> **Record set**
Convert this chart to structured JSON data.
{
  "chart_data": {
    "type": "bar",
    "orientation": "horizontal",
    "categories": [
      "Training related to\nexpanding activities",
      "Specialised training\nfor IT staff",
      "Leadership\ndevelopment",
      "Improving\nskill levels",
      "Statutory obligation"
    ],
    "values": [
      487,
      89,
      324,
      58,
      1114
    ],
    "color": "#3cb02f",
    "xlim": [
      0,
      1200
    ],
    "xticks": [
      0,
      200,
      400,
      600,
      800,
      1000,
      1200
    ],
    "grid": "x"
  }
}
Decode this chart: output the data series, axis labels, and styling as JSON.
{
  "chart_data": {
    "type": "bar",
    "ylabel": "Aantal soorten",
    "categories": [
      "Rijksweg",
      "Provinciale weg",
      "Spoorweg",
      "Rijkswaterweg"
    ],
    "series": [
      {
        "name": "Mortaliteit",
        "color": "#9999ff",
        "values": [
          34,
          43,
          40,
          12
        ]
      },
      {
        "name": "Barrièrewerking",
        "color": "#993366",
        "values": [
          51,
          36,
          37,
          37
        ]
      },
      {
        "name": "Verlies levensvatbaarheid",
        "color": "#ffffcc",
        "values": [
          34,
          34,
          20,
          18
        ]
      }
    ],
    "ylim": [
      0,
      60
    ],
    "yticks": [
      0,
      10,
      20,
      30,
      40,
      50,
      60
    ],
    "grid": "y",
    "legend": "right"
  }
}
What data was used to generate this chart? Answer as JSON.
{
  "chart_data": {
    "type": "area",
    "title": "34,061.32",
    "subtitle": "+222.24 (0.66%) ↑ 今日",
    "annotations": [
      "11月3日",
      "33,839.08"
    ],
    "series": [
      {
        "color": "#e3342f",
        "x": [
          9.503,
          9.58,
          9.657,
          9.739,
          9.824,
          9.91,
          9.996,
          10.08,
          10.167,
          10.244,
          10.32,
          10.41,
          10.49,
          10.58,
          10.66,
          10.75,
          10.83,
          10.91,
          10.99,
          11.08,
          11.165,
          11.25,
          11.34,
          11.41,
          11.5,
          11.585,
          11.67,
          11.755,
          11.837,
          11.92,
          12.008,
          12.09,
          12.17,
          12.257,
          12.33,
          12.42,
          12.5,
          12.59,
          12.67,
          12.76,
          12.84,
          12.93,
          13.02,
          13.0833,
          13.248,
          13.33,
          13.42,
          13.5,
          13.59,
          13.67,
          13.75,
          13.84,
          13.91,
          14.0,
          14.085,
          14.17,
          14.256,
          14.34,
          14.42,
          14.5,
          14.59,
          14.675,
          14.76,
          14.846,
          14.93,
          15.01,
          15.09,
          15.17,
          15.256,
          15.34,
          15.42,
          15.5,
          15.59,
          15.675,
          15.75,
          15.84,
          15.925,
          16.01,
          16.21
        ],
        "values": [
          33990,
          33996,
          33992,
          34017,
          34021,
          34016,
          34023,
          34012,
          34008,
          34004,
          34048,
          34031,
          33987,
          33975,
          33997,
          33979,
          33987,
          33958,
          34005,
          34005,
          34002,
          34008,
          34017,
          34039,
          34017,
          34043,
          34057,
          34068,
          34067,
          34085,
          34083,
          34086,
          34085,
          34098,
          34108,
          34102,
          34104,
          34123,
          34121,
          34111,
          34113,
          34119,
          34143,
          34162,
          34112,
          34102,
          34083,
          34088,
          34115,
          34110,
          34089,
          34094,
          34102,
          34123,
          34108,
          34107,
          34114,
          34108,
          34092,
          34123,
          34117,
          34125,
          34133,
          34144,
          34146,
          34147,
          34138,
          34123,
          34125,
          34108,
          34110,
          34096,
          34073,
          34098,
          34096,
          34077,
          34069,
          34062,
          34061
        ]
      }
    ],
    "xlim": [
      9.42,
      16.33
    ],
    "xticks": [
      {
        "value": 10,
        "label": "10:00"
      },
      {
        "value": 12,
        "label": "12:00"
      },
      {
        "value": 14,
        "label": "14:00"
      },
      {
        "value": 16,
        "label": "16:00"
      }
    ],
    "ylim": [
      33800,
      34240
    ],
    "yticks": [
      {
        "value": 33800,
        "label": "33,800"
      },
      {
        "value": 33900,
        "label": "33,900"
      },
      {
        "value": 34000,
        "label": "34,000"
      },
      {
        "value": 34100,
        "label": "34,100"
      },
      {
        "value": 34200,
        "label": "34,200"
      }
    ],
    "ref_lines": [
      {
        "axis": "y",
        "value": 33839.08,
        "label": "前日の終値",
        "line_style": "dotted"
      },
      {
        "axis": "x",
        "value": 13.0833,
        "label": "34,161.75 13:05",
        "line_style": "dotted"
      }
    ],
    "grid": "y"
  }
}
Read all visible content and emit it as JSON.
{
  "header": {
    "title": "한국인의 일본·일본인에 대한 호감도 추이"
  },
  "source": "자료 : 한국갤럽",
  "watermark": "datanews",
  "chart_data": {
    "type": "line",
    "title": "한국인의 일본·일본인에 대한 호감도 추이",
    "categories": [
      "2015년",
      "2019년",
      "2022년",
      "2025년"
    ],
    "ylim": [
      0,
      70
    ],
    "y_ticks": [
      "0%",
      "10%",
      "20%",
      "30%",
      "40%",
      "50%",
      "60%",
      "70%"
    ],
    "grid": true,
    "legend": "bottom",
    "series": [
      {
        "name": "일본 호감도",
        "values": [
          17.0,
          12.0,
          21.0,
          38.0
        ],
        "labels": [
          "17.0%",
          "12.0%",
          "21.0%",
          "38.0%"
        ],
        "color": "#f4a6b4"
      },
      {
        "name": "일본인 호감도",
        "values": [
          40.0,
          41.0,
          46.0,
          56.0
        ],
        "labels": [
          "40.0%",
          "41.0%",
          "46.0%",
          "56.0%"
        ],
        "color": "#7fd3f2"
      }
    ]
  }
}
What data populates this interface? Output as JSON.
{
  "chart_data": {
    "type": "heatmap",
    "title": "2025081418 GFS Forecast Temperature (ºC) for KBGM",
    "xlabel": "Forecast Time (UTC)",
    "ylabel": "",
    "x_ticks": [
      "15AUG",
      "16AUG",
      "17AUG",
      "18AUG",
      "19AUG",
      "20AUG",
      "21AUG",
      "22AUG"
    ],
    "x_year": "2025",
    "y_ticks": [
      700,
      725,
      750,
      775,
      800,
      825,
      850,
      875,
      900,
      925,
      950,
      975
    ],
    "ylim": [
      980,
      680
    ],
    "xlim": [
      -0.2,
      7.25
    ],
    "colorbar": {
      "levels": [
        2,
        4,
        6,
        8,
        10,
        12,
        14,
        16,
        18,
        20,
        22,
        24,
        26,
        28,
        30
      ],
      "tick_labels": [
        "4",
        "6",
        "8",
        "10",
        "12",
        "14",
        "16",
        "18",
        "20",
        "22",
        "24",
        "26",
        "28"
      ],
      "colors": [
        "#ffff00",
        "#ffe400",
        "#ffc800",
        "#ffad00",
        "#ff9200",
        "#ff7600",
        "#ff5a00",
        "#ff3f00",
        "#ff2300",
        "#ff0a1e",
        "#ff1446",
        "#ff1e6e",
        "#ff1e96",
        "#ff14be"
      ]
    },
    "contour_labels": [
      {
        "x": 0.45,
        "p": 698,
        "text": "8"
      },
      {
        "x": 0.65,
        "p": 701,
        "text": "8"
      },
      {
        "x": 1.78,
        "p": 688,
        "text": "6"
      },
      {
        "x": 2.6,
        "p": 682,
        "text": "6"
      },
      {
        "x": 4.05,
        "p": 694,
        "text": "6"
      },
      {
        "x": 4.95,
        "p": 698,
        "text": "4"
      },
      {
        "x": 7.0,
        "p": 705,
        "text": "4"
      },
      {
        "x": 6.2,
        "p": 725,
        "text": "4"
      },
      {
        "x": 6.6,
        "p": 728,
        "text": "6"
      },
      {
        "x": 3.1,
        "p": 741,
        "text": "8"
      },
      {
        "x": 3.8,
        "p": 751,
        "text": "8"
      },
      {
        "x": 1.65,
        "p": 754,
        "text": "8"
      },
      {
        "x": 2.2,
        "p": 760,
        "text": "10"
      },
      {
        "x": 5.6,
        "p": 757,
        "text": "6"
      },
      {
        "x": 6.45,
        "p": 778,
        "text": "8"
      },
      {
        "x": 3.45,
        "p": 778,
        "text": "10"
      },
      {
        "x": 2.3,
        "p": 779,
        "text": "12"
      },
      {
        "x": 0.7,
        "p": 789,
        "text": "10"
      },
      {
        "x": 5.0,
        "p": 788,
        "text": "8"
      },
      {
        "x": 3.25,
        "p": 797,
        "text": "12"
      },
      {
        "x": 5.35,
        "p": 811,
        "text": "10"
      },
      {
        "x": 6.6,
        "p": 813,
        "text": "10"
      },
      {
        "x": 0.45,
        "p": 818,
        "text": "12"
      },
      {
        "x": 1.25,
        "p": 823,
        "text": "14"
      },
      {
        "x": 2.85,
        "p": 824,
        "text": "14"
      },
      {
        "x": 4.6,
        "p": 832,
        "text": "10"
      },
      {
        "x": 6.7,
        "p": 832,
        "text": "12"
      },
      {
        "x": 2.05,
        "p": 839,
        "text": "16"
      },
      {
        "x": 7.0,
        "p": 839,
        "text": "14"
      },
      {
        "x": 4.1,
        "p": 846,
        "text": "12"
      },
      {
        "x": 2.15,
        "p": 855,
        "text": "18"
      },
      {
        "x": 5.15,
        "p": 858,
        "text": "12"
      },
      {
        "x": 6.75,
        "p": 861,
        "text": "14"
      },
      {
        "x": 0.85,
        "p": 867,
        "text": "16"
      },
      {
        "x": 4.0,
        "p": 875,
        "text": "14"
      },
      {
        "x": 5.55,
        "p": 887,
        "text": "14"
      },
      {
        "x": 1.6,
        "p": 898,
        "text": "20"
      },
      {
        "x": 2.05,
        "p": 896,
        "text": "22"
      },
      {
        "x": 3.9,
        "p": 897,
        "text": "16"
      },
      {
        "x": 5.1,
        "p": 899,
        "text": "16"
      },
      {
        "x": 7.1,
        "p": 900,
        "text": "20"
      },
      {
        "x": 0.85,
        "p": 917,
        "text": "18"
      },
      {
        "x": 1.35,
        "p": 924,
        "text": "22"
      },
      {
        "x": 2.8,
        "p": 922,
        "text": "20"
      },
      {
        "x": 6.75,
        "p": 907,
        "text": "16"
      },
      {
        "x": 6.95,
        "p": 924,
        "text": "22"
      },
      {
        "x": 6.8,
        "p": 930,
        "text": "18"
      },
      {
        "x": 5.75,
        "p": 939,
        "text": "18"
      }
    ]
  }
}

> **Instructions for the task**
Gather from the entries above all lines that include the string "name".

> **Worked solution**
        "name": "Mortaliteit",
        "name": "Barrièrewerking",
        "name": "Verlies levensvatbaarheid",
        "name": "일본 호감도",
        "name": "일본인 호감도",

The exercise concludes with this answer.